(PROBLEM TO WORK ON) Print the listing below in its entirety, character for character.

## START MATERIAL PROVIDED

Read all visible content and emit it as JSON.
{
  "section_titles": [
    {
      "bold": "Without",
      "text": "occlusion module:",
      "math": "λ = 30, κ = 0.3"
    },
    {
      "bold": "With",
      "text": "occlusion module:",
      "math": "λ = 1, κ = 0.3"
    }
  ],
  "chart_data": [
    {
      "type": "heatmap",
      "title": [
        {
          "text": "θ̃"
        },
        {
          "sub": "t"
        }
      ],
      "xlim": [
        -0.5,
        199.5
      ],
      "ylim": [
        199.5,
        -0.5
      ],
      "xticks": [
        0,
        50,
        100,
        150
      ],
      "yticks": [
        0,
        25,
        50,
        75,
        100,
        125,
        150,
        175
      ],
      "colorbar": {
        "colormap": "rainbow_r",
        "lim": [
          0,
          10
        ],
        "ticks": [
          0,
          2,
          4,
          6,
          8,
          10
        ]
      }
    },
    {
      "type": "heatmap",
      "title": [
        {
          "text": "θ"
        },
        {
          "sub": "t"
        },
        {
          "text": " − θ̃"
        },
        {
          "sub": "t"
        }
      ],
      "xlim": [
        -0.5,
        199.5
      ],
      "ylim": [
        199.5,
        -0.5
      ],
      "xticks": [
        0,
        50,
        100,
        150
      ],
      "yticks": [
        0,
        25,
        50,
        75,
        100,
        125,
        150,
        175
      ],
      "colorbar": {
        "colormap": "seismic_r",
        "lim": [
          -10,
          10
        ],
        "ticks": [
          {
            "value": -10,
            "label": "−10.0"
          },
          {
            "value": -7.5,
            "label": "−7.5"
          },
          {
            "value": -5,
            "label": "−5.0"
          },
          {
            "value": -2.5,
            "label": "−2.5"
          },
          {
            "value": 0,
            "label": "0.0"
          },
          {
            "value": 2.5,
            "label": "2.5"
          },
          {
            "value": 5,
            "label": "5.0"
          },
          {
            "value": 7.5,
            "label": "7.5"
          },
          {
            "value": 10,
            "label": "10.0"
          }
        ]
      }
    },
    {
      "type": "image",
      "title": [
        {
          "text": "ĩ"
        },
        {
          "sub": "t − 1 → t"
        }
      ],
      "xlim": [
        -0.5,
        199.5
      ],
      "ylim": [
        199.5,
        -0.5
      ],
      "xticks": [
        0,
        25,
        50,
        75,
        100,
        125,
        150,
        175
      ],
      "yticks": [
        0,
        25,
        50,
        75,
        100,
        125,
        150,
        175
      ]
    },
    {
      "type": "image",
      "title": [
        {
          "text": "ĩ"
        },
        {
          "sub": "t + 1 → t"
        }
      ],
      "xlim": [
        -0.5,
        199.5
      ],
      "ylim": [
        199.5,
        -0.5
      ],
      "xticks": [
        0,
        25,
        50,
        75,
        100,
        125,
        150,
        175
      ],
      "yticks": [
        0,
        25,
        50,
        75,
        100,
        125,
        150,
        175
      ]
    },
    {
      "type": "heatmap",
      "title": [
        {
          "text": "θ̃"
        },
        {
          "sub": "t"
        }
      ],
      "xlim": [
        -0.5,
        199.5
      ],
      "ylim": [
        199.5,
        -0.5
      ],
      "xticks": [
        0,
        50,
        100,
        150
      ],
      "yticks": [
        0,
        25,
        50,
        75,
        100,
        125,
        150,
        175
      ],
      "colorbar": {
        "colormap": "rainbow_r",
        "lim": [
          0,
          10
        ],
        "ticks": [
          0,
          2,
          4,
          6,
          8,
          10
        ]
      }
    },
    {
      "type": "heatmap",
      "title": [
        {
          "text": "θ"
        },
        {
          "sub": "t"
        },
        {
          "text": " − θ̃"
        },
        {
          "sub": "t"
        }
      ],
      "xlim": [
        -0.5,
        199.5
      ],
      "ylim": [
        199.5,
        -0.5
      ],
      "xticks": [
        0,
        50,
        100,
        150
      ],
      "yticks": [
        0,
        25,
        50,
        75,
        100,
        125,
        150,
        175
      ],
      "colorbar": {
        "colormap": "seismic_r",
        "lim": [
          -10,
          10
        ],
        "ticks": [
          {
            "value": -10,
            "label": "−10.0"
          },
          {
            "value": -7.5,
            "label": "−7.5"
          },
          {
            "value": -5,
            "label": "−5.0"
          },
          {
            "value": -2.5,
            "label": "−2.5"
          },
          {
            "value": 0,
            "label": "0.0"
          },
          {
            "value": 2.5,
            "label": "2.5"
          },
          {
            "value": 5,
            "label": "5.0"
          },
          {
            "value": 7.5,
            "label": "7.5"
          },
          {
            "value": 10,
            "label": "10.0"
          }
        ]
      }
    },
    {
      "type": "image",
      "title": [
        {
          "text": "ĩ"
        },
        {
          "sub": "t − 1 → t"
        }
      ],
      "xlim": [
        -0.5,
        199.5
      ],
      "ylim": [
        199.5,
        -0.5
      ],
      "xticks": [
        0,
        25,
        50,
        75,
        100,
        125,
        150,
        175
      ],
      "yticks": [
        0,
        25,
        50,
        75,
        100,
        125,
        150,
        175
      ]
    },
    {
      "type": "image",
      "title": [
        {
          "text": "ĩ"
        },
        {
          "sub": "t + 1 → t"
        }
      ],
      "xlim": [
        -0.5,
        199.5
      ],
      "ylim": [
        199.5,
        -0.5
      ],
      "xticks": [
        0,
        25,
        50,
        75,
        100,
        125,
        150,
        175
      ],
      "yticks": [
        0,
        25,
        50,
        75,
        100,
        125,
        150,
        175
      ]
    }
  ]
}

## END MATERIAL PROVIDED

(THE ANSWER)
Read all visible content and emit it as JSON.
{
  "section_titles": [
    {
      "bold": "Without",
      "text": "occlusion module:",
      "math": "λ = 30, κ = 0.3"
    },
    {
      "bold": "With",
      "text": "occlusion module:",
      "math": "λ = 1, κ = 0.3"
    }
  ],
  "chart_data": [
    {
      "type": "heatmap",
      "title": [
        {
          "text": "θ̃"
        },
        {
          "sub": "t"
        }
      ],
      "xlim": [
        -0.5,
        199.5
      ],
      "ylim": [
        199.5,
        -0.5
      ],
      "xticks": [
        0,
        50,
        100,
        150
      ],
      "yticks": [
        0,
        25,
        50,
        75,
        100,
        125,
        150,
        175
      ],
      "colorbar": {
        "colormap": "rainbow_r",
        "lim": [
          0,
          10
        ],
        "ticks": [
          0,
          2,
          4,
          6,
          8,
          10
        ]
      }
    },
    {
      "type": "heatmap",
      "title": [
        {
          "text": "θ"
        },
        {
          "sub": "t"
        },
        {
          "text": " − θ̃"
        },
        {
          "sub": "t"
        }
      ],
      "xlim": [
        -0.5,
        199.5
      ],
      "ylim": [
        199.5,
        -0.5
      ],
      "xticks": [
        0,
        50,
        100,
        150
      ],
      "yticks": [
        0,
        25,
        50,
        75,
        100,
        125,
        150,
        175
      ],
      "colorbar": {
        "colormap": "seismic_r",
        "lim": [
          -10,
          10
        ],
        "ticks": [
          {
            "value": -10,
            "label": "−10.0"
          },
          {
            "value": -7.5,
            "label": "−7.5"
          },
          {
            "value": -5,
            "label": "−5.0"
          },
          {
            "value": -2.5,
            "label": "−2.5"
          },
          {
            "value": 0,
            "label": "0.0"
          },
          {
            "value": 2.5,
            "label": "2.5"
          },
          {
            "value": 5,
            "label": "5.0"
          },
          {
            "value": 7.5,
            "label": "7.5"
          },
          {
            "value": 10,
            "label": "10.0"
          }
        ]
      }
    },
    {
      "type": "image",
      "title": [
        {
          "text": "ĩ"
        },
        {
          "sub": "t − 1 → t"
        }
      ],
      "xlim": [
        -0.5,
        199.5
      ],
      "ylim": [
        199.5,
        -0.5
      ],
      "xticks": [
        0,
        25,
        50,
        75,
        100,
        125,
        150,
        175
      ],
      "yticks": [
        0,
        25,
        50,
        75,
        100,
        125,
        150,
        175
      ]
    },
    {
      "type": "image",
      "title": [
        {
          "text": "ĩ"
        },
        {
          "sub": "t + 1 → t"
        }
      ],
      "xlim": [
        -0.5,
        199.5
      ],
      "ylim": [
        199.5,
        -0.5
      ],
      "xticks": [
        0,
        25,
        50,
        75,
        100,
        125,
        150,
        175
      ],
      "yticks": [
        0,
        25,
        50,
        75,
        100,
        125,
        150,
        175
      ]
    },
    {
      "type": "heatmap",
      "title": [
        {
          "text": "θ̃"
        },
        {
          "sub": "t"
        }
      ],
      "xlim": [
        -0.5,
        199.5
      ],
      "ylim": [
        199.5,
        -0.5
      ],
      "xticks": [
        0,
        50,
        100,
        150
      ],
      "yticks": [
        0,
        25,
        50,
        75,
        100,
        125,
        150,
        175
      ],
      "colorbar": {
        "colormap": "rainbow_r",
        "lim": [
          0,
          10
        ],
        "ticks": [
          0,
          2,
          4,
          6,
          8,
          10
        ]
      }
    },
    {
      "type": "heatmap",
      "title": [
        {
          "text": "θ"
        },
        {
          "sub": "t"
        },
        {
          "text": " − θ̃"
        },
        {
          "sub": "t"
        }
      ],
      "xlim": [
        -0.5,
        199.5
      ],
      "ylim": [
        199.5,
        -0.5
      ],
      "xticks": [
        0,
        50,
        100,
        150
      ],
      "yticks": [
        0,
        25,
        50,
        75,
        100,
        125,
        150,
        175
      ],
      "colorbar": {
        "colormap": "seismic_r",
        "lim": [
          -10,
          10
        ],
        "ticks": [
          {
            "value": -10,
            "label": "−10.0"
          },
          {
            "value": -7.5,
            "label": "−7.5"
          },
          {
            "value": -5,
            "label": "−5.0"
          },
          {
            "value": -2.5,
            "label": "−2.5"
          },
          {
            "value": 0,
            "label": "0.0"
          },
          {
            "value": 2.5,
            "label": "2.5"
          },
          {
            "value": 5,
            "label": "5.0"
          },
          {
            "value": 7.5,
            "label": "7.5"
          },
          {
            "value": 10,
            "label": "10.0"
          }
        ]
      }
    },
    {
      "type": "image",
      "title": [
        {
          "text": "ĩ"
        },
        {
          "sub": "t − 1 → t"
        }
      ],
      "xlim": [
        -0.5,
        199.5
      ],
      "ylim": [
        199.5,
        -0.5
      ],
      "xticks": [
        0,
        25,
        50,
        75,
        100,
        125,
        150,
        175
      ],
      "yticks": [
        0,
        25,
        50,
        75,
        100,
        125,
        150,
        175
      ]
    },
    {
      "type": "image",
      "title": [
        {
          "text": "ĩ"
        },
        {
          "sub": "t + 1 → t"
        }
      ],
      "xlim": [
        -0.5,
        199.5
      ],
      "ylim": [
        199.5,
        -0.5
      ],
      "xticks": [
        0,
        25,
        50,
        75,
        100,
        125,
        150,
        175
      ],
      "yticks": [
        0,
        25,
        50,
        75,
        100,
        125,
        150,
        175
      ]
    }
  ]
}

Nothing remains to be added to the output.